• Records to process:
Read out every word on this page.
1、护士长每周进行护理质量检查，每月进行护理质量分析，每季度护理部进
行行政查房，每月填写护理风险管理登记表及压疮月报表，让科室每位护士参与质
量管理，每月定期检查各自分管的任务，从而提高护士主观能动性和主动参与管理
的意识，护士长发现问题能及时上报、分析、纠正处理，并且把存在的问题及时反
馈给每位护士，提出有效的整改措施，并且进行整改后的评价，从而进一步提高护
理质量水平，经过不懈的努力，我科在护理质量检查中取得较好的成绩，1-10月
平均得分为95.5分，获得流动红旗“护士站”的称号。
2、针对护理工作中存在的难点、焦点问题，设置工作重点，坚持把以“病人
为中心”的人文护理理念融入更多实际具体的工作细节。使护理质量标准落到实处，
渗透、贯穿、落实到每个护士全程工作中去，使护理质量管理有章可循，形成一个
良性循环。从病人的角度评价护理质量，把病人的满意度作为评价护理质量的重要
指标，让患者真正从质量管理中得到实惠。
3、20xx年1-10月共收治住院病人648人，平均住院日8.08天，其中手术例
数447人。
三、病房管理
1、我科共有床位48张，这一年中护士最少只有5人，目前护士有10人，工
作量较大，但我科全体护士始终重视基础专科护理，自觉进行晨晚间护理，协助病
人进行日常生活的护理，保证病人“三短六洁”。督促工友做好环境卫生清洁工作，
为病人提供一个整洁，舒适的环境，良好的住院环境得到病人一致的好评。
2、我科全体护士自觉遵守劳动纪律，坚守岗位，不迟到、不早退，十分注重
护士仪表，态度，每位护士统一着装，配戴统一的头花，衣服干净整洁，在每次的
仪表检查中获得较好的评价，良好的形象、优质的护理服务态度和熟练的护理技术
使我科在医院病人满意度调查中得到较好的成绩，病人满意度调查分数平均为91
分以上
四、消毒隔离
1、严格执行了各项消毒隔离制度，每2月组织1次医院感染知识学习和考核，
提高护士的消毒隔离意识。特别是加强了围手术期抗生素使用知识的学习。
---
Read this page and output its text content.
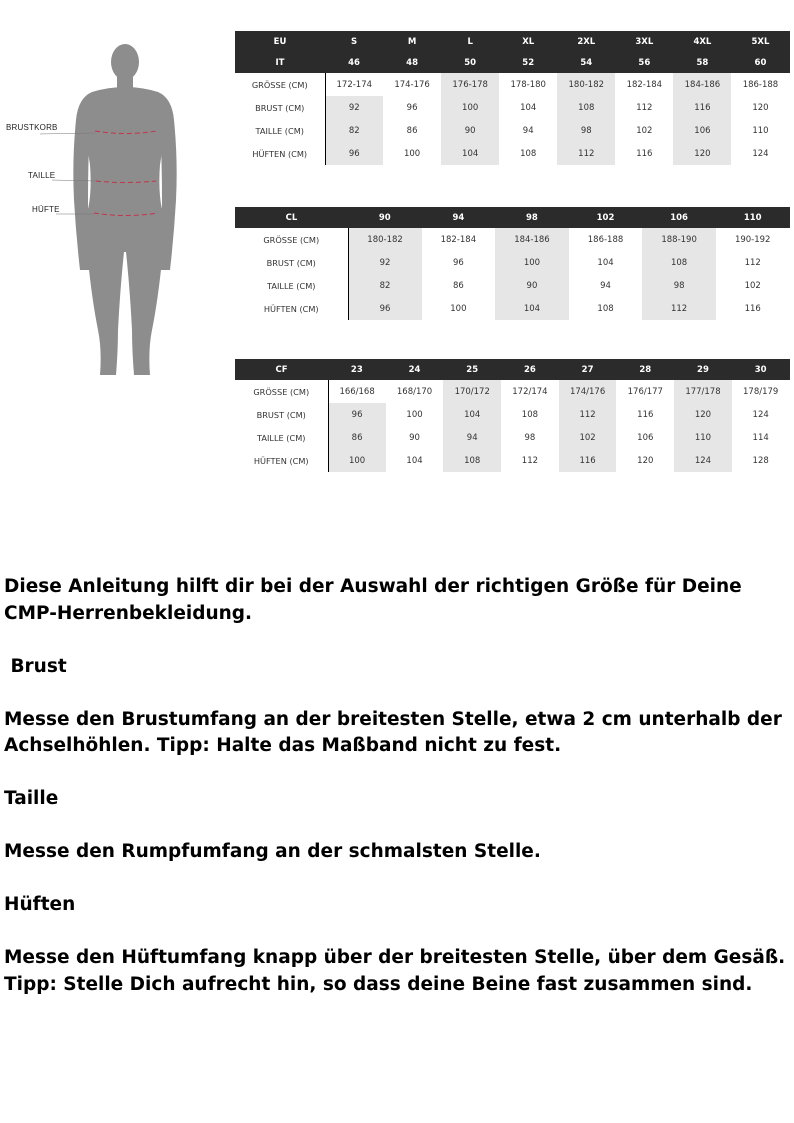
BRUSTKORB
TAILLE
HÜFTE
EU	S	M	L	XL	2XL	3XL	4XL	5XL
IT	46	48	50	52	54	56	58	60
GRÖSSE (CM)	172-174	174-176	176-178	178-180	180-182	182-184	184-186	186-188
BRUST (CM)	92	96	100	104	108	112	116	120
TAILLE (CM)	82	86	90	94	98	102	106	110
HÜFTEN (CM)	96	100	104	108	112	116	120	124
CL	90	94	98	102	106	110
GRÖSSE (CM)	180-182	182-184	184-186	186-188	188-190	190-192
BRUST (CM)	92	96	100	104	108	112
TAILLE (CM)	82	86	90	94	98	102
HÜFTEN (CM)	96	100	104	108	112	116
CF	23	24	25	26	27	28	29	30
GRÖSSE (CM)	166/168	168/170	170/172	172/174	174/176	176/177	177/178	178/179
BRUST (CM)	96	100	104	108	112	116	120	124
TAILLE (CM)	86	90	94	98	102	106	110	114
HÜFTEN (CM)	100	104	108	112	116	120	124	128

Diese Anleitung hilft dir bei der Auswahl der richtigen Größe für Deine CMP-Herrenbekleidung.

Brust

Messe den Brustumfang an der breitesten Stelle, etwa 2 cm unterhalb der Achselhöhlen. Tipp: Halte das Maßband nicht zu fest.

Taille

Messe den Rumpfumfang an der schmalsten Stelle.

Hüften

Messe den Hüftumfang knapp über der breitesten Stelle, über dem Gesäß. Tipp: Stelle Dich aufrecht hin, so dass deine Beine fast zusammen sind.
...
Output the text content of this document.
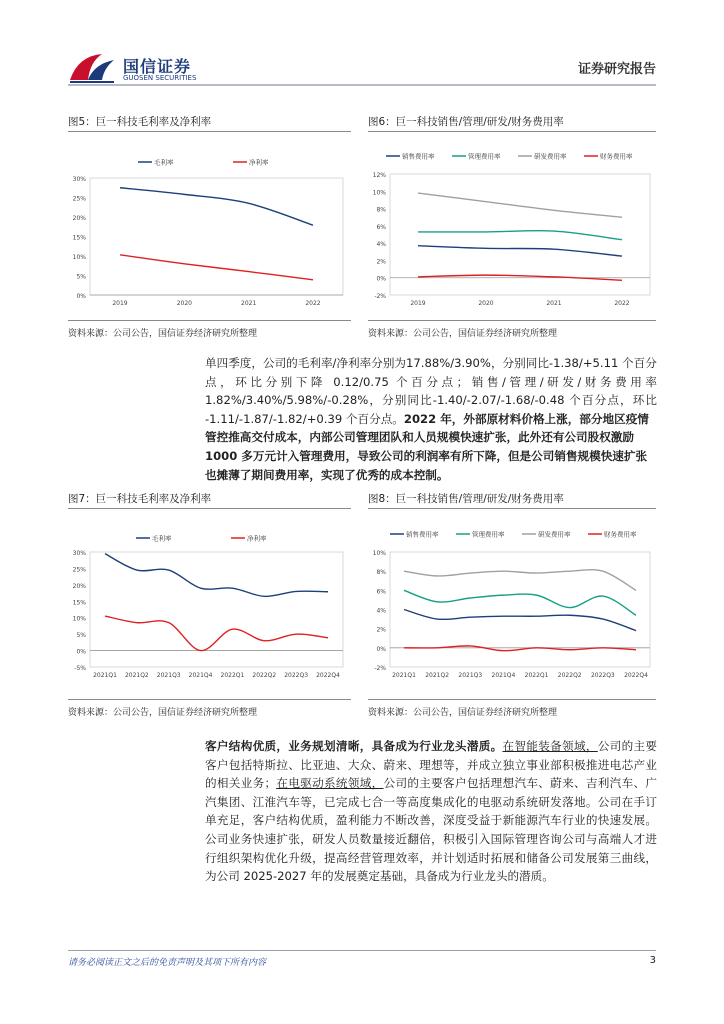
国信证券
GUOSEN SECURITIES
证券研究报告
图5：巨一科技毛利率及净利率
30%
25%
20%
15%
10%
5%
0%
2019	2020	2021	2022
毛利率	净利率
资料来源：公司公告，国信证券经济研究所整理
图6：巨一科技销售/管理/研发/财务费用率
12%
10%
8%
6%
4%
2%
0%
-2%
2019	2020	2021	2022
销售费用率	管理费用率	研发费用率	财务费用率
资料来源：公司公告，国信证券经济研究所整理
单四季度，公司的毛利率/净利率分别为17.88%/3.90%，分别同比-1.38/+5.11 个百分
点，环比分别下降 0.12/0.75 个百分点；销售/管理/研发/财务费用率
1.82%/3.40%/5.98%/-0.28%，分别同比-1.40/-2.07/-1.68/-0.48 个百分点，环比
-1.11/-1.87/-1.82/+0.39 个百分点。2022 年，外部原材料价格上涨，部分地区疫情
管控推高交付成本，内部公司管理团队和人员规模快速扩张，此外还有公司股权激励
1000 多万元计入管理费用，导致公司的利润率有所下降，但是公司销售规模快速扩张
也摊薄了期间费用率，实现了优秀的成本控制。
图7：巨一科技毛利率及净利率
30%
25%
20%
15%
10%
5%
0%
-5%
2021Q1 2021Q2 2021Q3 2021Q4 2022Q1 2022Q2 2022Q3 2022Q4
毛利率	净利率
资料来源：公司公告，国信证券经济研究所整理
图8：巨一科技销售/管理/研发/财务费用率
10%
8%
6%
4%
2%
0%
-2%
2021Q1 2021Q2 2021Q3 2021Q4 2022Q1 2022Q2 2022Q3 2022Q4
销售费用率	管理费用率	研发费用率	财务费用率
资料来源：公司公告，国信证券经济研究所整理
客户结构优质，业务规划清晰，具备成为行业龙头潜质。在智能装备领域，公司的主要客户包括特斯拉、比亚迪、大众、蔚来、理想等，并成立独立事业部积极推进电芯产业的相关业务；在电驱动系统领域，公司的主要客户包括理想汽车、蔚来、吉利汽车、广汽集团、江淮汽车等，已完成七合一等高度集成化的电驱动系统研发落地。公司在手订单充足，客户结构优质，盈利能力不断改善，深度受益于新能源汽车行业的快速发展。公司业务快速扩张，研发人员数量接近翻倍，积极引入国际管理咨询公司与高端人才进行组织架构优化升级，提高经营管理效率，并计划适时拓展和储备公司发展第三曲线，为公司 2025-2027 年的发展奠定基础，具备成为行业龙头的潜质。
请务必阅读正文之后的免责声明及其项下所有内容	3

• Your instructions:
Write out every line from the entries where "this" appears.

• Correct output:
Read out every word on this page.
Read this page and output its text content.
Output the text content of this document.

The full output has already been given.